**Exercise goal**.
Copy each line that holds "Pierre".

**Dataset**.
⟨
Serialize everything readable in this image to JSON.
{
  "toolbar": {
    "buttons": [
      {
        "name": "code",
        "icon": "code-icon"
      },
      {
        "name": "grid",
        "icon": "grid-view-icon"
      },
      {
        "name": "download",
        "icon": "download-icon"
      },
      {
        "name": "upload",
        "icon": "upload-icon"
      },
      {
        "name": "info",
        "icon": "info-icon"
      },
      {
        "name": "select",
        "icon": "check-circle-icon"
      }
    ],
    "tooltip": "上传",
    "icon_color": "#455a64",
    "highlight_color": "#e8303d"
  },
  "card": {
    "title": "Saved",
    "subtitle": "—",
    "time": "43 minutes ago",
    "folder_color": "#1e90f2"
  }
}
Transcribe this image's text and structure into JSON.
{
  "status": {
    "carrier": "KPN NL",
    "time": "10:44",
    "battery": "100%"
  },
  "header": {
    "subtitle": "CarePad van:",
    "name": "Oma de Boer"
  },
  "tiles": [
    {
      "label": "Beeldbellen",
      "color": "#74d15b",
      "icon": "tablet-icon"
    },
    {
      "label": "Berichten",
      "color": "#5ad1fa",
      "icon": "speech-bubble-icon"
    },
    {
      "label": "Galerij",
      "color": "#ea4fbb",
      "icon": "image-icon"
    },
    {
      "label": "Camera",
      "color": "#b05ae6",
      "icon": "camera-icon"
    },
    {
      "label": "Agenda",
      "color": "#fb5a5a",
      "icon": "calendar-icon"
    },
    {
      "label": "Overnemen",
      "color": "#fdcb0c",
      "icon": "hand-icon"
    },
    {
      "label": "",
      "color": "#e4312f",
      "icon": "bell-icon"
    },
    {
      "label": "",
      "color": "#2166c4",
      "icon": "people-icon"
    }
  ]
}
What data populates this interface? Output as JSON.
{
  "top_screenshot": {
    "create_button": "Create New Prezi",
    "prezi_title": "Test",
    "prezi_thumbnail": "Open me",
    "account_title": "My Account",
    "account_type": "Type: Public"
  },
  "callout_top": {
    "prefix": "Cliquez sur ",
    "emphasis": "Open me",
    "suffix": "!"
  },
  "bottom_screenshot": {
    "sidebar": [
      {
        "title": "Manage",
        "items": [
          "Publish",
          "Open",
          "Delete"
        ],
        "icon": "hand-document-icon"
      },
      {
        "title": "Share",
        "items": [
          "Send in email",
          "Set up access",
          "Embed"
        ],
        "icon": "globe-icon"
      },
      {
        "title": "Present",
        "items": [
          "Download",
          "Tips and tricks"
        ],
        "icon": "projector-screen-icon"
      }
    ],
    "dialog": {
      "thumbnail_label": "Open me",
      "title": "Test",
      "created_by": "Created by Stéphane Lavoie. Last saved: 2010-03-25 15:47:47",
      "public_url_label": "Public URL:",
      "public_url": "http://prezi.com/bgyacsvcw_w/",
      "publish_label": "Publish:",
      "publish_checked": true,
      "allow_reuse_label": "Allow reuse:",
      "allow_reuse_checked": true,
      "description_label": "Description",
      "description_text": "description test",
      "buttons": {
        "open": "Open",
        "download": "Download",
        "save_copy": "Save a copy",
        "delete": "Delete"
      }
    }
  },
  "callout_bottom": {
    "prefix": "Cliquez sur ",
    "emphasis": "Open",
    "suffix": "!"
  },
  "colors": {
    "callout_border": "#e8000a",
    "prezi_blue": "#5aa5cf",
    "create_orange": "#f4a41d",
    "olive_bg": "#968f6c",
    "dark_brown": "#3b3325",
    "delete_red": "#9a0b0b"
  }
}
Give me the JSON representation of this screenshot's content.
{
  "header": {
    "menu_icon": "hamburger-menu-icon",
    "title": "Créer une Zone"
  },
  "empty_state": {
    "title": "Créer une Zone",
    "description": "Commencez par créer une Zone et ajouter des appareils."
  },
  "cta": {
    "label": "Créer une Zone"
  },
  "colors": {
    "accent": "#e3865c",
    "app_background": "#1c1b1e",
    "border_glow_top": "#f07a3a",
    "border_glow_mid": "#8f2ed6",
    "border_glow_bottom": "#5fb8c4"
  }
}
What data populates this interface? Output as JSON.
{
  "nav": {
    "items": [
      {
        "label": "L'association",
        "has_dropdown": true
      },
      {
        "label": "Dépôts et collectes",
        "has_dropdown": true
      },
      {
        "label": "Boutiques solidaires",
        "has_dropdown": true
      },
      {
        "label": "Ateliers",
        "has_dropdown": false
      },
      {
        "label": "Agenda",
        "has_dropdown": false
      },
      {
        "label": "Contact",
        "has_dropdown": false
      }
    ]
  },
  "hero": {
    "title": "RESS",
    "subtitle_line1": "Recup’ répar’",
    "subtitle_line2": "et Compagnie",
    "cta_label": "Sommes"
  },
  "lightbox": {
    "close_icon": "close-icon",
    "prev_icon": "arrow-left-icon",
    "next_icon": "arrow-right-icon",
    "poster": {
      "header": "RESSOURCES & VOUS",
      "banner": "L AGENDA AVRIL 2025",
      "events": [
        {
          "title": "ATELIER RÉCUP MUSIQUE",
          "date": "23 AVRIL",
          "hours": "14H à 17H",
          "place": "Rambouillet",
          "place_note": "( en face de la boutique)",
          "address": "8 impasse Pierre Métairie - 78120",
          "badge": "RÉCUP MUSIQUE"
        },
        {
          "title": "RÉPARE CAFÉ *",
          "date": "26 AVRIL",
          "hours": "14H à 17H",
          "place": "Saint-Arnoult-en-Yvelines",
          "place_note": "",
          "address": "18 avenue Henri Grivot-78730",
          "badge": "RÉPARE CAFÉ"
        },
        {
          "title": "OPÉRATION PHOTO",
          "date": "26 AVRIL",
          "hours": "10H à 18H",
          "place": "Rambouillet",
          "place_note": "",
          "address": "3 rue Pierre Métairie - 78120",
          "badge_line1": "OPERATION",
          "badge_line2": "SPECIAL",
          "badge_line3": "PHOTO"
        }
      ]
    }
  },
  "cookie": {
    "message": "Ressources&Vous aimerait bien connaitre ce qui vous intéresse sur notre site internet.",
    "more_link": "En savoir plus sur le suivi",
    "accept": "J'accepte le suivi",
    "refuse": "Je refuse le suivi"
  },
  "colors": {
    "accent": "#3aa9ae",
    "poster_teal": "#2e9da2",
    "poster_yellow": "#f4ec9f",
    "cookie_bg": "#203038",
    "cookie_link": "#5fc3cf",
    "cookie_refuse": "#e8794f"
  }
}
⟩
**Full solution**.
          "address": "8 impasse Pierre Métairie - 78120",
          "address": "3 rue Pierre Métairie - 78120",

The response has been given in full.